======== DATA SHOWN ========

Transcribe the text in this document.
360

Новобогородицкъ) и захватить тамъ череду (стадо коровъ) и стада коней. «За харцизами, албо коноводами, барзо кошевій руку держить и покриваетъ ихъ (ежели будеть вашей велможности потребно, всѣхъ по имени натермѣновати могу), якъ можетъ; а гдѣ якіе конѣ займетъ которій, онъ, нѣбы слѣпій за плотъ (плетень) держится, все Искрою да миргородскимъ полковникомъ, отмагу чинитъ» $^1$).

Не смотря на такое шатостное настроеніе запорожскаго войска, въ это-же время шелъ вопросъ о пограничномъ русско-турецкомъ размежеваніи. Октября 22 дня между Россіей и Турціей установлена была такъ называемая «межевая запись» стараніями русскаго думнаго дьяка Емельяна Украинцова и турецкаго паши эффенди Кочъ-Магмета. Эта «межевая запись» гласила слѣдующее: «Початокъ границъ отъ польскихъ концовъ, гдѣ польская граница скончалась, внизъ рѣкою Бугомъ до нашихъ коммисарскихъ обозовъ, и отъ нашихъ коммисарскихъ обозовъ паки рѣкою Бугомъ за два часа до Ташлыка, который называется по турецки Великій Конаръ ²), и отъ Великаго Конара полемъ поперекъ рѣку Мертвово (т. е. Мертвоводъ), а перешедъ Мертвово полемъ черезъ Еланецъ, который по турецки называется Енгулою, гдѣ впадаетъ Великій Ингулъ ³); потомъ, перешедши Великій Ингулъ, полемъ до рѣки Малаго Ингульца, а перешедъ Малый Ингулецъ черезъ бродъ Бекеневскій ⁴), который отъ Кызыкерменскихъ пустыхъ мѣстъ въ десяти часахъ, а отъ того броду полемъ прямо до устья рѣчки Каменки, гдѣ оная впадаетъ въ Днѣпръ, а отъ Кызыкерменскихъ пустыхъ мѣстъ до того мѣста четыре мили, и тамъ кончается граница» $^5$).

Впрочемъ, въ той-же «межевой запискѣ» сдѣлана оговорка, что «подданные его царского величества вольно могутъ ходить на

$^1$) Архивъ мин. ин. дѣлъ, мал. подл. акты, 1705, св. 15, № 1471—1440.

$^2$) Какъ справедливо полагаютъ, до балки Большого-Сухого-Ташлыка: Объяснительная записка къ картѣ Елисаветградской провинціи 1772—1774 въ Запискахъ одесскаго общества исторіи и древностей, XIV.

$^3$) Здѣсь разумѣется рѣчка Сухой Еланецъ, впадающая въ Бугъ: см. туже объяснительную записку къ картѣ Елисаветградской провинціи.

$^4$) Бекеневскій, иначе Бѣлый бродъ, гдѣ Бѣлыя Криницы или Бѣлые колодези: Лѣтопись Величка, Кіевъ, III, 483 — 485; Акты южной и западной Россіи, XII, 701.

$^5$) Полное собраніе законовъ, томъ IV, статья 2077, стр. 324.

========

EXERCISE TASK -> Return all of the entries exactly as written.

WRITTEN SOLUTION ->
Transcribe the text in this document.
360

Новобогородицкъ) и захватить тамъ череду (стадо коровъ) и стада коней. «За харцизами, албо коноводами, барзо кошевій руку держить и покриваетъ ихъ (ежели будеть вашей велможности потребно, всѣхъ по имени натермѣновати могу), якъ можетъ; а гдѣ якіе конѣ займетъ которій, онъ, нѣбы слѣпій за плотъ (плетень) держится, все Искрою да миргородскимъ полковникомъ, отмагу чинитъ» $^1$).

Не смотря на такое шатостное настроеніе запорожскаго войска, въ это-же время шелъ вопросъ о пограничномъ русско-турецкомъ размежеваніи. Октября 22 дня между Россіей и Турціей установлена была такъ называемая «межевая запись» стараніями русскаго думнаго дьяка Емельяна Украинцова и турецкаго паши эффенди Кочъ-Магмета. Эта «межевая запись» гласила слѣдующее: «Початокъ границъ отъ польскихъ концовъ, гдѣ польская граница скончалась, внизъ рѣкою Бугомъ до нашихъ коммисарскихъ обозовъ, и отъ нашихъ коммисарскихъ обозовъ паки рѣкою Бугомъ за два часа до Ташлыка, который называется по турецки Великій Конаръ ²), и отъ Великаго Конара полемъ поперекъ рѣку Мертвово (т. е. Мертвоводъ), а перешедъ Мертвово полемъ черезъ Еланецъ, который по турецки называется Енгулою, гдѣ впадаетъ Великій Ингулъ ³); потомъ, перешедши Великій Ингулъ, полемъ до рѣки Малаго Ингульца, а перешедъ Малый Ингулецъ черезъ бродъ Бекеневскій ⁴), который отъ Кызыкерменскихъ пустыхъ мѣстъ въ десяти часахъ, а отъ того броду полемъ прямо до устья рѣчки Каменки, гдѣ оная впадаетъ въ Днѣпръ, а отъ Кызыкерменскихъ пустыхъ мѣстъ до того мѣста четыре мили, и тамъ кончается граница» $^5$).

Впрочемъ, въ той-же «межевой запискѣ» сдѣлана оговорка, что «подданные его царского величества вольно могутъ ходить на

$^1$) Архивъ мин. ин. дѣлъ, мал. подл. акты, 1705, св. 15, № 1471—1440.

$^2$) Какъ справедливо полагаютъ, до балки Большого-Сухого-Ташлыка: Объяснительная записка къ картѣ Елисаветградской провинціи 1772—1774 въ Запискахъ одесскаго общества исторіи и древностей, XIV.

$^3$) Здѣсь разумѣется рѣчка Сухой Еланецъ, впадающая въ Бугъ: см. туже объяснительную записку къ картѣ Елисаветградской провинціи.

$^4$) Бекеневскій, иначе Бѣлый бродъ, гдѣ Бѣлыя Криницы или Бѣлые колодези: Лѣтопись Величка, Кіевъ, III, 483 — 485; Акты южной и западной Россіи, XII, 701.

$^5$) Полное собраніе законовъ, томъ IV, статья 2077, стр. 324.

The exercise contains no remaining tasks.